THE REQUEST
Examine the entries and show every line in which the word "JSON" is found.

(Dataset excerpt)

· · · · ·

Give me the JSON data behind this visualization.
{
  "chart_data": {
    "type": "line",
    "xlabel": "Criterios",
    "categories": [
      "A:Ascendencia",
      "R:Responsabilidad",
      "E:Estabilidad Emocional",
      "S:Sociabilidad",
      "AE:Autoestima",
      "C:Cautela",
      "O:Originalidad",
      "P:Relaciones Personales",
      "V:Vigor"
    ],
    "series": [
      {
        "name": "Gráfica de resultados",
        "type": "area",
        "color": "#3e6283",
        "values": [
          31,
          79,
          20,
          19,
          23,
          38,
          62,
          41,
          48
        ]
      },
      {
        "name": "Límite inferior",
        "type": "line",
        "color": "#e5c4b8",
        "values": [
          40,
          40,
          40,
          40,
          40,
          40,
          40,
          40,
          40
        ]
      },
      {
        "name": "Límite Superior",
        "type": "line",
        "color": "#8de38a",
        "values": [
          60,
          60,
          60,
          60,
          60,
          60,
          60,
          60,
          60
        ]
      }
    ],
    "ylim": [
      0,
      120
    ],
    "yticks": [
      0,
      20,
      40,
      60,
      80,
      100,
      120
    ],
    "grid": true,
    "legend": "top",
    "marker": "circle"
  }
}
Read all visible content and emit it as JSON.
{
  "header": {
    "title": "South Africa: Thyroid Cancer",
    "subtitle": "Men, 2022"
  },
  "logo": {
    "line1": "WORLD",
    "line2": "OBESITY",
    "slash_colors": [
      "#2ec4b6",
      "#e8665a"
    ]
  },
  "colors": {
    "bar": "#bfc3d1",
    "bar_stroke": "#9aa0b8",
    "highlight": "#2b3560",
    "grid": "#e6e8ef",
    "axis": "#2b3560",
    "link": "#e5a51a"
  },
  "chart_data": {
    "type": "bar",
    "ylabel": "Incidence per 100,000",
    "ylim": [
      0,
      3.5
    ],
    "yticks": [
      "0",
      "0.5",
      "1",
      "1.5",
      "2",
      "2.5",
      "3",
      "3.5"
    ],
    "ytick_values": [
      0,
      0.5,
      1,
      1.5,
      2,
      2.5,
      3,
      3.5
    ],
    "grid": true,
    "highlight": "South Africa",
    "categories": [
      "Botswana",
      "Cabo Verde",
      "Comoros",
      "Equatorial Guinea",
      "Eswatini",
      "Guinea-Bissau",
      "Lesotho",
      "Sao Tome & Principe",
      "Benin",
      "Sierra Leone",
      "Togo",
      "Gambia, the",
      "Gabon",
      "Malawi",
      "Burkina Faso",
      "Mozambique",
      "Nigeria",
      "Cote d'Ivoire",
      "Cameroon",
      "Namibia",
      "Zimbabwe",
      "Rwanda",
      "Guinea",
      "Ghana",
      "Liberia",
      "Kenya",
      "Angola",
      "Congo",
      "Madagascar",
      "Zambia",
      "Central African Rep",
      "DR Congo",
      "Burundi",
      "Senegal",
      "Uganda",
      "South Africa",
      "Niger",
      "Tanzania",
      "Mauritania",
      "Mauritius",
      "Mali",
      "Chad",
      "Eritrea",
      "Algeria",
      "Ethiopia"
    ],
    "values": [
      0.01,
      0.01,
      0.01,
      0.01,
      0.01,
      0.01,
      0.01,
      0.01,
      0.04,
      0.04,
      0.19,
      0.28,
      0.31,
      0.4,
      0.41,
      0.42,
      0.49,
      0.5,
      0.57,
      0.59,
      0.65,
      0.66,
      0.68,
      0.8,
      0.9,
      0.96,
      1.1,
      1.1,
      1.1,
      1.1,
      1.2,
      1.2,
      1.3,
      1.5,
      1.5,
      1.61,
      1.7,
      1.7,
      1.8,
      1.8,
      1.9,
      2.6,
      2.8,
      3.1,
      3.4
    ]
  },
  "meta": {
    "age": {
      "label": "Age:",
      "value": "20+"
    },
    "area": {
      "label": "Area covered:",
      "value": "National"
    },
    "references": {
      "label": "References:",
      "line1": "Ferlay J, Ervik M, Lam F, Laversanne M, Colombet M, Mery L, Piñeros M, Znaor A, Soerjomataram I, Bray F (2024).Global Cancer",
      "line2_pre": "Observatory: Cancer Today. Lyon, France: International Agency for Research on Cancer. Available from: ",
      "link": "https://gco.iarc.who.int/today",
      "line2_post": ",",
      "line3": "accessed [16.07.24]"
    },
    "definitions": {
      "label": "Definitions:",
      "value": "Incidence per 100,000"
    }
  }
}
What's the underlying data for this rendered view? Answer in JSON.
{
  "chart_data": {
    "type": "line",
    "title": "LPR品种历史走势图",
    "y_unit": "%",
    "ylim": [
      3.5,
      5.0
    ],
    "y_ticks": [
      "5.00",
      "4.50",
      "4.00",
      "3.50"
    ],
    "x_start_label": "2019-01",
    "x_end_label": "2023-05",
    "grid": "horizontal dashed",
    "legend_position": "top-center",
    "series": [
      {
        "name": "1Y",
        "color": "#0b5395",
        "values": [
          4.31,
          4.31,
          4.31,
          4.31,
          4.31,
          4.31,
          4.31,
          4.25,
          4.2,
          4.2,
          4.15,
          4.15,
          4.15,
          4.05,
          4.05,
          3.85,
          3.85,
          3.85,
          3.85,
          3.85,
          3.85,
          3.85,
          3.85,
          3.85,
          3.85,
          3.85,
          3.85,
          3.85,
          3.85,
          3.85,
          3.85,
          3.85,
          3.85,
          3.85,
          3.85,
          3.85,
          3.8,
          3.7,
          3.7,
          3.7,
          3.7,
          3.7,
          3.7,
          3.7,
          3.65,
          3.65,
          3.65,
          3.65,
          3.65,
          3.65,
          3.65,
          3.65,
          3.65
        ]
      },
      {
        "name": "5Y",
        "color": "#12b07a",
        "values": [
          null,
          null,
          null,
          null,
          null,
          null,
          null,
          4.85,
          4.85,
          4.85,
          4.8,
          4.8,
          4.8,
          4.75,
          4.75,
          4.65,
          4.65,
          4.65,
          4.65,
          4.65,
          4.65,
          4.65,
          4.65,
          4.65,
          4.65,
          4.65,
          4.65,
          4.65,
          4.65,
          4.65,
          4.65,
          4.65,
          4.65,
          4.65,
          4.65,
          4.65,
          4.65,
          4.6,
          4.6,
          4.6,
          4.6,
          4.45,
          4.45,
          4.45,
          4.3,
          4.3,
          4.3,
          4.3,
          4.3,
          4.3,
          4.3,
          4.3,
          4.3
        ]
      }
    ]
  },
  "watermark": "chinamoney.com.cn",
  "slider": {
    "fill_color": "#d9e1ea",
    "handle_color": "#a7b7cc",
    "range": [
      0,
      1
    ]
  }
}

· · · · ·

CORRECT OUTPUT
Give me the JSON data behind this visualization.
Read all visible content and emit it as JSON.
What's the underlying data for this rendered view? Answer in JSON.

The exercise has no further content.